* Task prompt
Reproduce every entry exactly, without alteration.

-- START OF Records shown --

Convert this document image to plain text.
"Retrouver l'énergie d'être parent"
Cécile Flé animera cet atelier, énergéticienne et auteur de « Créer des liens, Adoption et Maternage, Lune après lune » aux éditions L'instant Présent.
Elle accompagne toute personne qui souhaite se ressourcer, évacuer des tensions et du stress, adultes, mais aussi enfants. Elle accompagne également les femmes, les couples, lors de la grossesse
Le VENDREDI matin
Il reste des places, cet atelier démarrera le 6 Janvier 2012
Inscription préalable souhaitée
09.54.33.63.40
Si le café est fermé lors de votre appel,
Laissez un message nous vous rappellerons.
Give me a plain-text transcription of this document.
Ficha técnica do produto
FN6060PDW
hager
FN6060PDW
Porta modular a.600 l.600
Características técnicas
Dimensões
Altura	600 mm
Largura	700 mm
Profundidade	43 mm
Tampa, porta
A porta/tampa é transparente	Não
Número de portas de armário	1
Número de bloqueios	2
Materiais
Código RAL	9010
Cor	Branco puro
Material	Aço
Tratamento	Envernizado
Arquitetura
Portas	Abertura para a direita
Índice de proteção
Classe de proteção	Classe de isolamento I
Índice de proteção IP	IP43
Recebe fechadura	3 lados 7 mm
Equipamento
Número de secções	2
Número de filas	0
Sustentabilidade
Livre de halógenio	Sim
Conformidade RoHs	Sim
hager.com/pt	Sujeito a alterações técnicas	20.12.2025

-- END OF Records shown --

* Written response
Convert this document image to plain text.
"Retrouver l'énergie d'être parent"
Cécile Flé animera cet atelier, énergéticienne et auteur de « Créer des liens, Adoption et Maternage, Lune après lune » aux éditions L'instant Présent.
Elle accompagne toute personne qui souhaite se ressourcer, évacuer des tensions et du stress, adultes, mais aussi enfants. Elle accompagne également les femmes, les couples, lors de la grossesse
Le VENDREDI matin
Il reste des places, cet atelier démarrera le 6 Janvier 2012
Inscription préalable souhaitée
09.54.33.63.40
Si le café est fermé lors de votre appel,
Laissez un message nous vous rappellerons.
Give me a plain-text transcription of this document.
Ficha técnica do produto
FN6060PDW
hager
FN6060PDW
Porta modular a.600 l.600
Características técnicas
Dimensões
Altura	600 mm
Largura	700 mm
Profundidade	43 mm
Tampa, porta
A porta/tampa é transparente	Não
Número de portas de armário	1
Número de bloqueios	2
Materiais
Código RAL	9010
Cor	Branco puro
Material	Aço
Tratamento	Envernizado
Arquitetura
Portas	Abertura para a direita
Índice de proteção
Classe de proteção	Classe de isolamento I
Índice de proteção IP	IP43
Recebe fechadura	3 lados 7 mm
Equipamento
Número de secções	2
Número de filas	0
Sustentabilidade
Livre de halógenio	Sim
Conformidade RoHs	Sim
hager.com/pt	Sujeito a alterações técnicas	20.12.2025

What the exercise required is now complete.